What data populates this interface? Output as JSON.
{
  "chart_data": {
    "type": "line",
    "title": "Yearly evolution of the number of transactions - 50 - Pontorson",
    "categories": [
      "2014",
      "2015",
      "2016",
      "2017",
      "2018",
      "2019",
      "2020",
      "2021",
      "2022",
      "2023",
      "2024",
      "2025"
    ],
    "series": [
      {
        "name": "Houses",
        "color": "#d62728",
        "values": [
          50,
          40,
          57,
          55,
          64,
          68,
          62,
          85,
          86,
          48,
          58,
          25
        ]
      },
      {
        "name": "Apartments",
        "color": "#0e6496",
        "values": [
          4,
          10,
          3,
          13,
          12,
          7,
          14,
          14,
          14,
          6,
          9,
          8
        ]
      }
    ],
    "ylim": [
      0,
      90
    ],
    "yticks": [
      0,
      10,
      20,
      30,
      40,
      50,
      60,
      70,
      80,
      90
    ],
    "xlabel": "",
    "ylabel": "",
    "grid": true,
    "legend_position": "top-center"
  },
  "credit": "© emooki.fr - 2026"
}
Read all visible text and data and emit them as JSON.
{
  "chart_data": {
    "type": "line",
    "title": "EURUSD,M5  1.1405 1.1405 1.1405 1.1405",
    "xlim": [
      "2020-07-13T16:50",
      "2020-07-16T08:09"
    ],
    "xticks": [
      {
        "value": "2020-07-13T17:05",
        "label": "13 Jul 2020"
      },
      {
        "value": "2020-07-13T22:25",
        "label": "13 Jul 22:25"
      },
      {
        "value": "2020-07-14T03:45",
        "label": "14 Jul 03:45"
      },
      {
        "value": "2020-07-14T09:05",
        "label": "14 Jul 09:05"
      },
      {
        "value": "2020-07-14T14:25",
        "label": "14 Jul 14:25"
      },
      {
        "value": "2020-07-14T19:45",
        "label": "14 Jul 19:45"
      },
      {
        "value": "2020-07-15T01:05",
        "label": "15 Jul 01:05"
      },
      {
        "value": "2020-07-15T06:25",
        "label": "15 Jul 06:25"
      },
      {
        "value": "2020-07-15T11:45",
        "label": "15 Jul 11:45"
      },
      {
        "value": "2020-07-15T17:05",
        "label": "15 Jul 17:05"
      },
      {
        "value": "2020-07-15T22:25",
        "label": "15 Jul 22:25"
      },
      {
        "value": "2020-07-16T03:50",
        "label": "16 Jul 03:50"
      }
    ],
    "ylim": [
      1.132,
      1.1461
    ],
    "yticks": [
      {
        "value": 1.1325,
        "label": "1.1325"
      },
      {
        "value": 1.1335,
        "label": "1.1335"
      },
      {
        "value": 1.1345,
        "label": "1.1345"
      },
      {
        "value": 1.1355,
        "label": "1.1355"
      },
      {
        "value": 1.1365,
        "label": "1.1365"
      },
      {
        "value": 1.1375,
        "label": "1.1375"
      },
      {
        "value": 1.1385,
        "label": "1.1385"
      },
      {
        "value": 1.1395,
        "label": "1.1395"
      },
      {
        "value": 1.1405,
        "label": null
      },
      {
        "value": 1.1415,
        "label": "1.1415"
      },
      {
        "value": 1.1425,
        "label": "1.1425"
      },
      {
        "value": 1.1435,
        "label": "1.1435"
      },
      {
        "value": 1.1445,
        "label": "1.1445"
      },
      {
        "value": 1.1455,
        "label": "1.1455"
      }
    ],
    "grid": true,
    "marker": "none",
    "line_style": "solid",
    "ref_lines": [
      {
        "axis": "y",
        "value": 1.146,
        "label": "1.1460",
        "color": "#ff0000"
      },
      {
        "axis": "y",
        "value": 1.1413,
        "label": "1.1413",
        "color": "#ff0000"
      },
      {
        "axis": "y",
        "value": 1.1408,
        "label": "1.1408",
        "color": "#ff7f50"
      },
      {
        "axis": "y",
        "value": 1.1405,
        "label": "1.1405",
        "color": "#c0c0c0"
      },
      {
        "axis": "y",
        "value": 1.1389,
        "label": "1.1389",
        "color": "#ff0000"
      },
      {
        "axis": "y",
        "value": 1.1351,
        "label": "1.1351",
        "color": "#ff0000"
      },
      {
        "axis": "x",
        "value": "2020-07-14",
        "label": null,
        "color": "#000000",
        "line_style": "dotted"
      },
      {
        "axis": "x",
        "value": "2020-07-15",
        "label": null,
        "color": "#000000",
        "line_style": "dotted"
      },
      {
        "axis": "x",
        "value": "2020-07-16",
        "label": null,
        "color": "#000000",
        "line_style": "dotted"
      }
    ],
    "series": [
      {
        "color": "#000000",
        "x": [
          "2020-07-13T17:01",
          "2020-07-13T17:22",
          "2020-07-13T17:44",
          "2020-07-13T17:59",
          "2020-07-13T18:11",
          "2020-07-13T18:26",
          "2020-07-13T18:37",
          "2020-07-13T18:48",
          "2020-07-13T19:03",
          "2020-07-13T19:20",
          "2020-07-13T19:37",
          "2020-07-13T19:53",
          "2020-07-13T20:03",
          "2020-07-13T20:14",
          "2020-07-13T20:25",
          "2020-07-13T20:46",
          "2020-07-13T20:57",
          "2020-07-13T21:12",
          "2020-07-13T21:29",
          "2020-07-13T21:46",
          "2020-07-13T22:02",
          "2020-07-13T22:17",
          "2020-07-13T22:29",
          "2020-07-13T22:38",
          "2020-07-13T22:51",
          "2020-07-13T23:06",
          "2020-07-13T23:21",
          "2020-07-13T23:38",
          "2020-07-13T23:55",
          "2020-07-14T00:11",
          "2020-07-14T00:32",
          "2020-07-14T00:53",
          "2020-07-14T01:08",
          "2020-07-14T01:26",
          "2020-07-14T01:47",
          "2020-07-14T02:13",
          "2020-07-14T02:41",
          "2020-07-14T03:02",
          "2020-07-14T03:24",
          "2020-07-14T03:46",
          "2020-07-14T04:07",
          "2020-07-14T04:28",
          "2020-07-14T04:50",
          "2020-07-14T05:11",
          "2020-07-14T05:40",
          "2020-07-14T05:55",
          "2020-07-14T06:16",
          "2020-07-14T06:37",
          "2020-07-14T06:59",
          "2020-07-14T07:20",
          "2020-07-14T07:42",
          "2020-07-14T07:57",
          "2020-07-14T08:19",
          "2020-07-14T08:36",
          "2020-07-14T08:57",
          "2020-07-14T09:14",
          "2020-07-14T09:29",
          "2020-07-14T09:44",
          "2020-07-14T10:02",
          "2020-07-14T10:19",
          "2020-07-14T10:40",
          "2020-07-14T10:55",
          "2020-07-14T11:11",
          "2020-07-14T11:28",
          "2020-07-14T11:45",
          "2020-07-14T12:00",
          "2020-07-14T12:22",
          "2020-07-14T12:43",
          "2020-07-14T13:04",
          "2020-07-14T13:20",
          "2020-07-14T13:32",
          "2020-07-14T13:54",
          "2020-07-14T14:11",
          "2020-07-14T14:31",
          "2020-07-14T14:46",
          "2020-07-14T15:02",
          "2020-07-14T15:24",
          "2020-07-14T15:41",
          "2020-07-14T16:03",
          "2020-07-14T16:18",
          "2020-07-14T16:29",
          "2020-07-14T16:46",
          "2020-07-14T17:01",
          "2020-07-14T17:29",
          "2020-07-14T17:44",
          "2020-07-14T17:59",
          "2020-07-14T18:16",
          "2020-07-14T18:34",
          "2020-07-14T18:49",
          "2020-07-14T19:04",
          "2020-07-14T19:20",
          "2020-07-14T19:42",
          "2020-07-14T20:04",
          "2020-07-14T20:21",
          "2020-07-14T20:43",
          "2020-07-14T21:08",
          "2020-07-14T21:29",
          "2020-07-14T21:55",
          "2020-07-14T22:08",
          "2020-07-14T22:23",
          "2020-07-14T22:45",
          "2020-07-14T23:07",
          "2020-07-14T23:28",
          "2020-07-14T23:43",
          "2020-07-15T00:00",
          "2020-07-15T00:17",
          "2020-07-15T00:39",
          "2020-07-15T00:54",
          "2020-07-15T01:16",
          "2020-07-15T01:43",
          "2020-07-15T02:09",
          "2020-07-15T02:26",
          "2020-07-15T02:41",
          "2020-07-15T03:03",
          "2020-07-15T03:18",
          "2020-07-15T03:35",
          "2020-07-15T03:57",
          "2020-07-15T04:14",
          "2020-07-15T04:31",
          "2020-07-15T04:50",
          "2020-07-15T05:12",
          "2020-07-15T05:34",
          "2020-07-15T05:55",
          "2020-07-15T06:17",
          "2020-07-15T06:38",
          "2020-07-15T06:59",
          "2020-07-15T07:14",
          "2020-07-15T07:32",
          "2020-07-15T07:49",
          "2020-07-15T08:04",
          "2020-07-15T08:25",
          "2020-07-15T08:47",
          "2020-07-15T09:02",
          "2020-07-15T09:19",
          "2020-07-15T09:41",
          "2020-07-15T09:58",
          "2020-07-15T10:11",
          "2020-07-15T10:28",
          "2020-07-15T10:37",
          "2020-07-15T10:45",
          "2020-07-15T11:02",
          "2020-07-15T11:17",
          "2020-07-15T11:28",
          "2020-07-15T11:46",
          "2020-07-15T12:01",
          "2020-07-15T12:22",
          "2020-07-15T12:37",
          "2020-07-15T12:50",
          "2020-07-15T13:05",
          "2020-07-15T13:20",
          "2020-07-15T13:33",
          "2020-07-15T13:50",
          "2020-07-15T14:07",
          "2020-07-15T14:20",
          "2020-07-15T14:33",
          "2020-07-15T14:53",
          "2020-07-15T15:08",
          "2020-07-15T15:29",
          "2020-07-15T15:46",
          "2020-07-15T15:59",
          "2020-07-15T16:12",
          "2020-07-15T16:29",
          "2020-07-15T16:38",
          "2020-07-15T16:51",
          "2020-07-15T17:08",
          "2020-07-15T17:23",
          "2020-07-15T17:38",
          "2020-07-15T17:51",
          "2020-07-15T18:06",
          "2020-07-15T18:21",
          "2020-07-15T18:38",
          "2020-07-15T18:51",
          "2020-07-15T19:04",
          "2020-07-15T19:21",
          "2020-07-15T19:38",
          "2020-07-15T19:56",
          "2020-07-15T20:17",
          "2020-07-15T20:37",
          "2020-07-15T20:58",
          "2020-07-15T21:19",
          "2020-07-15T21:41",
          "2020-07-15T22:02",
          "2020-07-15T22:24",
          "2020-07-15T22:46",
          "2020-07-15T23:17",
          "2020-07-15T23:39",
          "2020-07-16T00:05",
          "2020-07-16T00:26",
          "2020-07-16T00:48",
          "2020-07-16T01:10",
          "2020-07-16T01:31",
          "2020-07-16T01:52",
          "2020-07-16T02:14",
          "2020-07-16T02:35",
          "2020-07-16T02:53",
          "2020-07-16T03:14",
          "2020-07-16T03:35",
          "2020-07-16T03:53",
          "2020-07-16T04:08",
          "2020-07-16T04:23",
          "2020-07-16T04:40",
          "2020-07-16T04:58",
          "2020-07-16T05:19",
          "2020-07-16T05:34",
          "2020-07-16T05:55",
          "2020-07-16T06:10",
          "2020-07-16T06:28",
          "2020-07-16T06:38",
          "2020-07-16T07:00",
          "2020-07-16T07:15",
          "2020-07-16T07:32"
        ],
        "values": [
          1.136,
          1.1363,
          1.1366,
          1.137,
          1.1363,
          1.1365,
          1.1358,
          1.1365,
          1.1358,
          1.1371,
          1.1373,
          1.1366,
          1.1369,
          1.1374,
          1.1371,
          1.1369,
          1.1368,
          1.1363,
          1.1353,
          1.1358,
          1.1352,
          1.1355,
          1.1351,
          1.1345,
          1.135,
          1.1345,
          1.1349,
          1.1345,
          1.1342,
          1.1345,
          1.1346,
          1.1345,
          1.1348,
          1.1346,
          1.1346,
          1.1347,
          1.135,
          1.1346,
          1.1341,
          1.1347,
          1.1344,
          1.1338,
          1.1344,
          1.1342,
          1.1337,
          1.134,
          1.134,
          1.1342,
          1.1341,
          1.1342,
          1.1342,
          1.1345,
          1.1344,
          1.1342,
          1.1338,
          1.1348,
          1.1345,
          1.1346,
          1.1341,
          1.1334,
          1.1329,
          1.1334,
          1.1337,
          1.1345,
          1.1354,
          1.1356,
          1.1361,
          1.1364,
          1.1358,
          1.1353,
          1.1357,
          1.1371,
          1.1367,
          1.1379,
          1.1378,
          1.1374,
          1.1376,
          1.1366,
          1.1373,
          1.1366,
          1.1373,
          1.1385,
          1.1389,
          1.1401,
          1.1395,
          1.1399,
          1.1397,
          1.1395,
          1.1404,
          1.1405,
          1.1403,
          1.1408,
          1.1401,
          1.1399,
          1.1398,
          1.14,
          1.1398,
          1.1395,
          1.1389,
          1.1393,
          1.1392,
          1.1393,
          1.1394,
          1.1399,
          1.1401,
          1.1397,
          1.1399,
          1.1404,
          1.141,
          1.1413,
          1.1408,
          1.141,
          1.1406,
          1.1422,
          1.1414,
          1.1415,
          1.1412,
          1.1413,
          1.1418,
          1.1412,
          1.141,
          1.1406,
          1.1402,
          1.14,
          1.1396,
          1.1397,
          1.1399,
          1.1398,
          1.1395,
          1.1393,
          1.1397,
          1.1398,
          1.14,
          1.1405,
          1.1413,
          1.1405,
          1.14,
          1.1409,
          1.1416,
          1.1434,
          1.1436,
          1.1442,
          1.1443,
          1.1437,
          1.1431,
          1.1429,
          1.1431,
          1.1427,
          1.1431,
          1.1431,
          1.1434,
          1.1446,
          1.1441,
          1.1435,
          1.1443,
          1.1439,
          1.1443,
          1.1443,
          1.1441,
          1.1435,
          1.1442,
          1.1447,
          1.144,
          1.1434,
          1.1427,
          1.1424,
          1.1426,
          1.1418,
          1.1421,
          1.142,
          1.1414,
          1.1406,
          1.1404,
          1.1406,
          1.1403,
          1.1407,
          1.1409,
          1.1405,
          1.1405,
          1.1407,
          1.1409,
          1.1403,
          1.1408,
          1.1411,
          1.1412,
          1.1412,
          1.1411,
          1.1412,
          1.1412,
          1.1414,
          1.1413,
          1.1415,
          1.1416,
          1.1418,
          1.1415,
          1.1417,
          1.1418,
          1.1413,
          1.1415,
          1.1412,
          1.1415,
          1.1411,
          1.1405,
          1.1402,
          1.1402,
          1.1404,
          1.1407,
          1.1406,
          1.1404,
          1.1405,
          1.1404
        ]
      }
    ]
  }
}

WORK TO COMPLETE. Provide solely the number of lines in the data that include the word "JSON".

WRITTEN SOLUTION. 2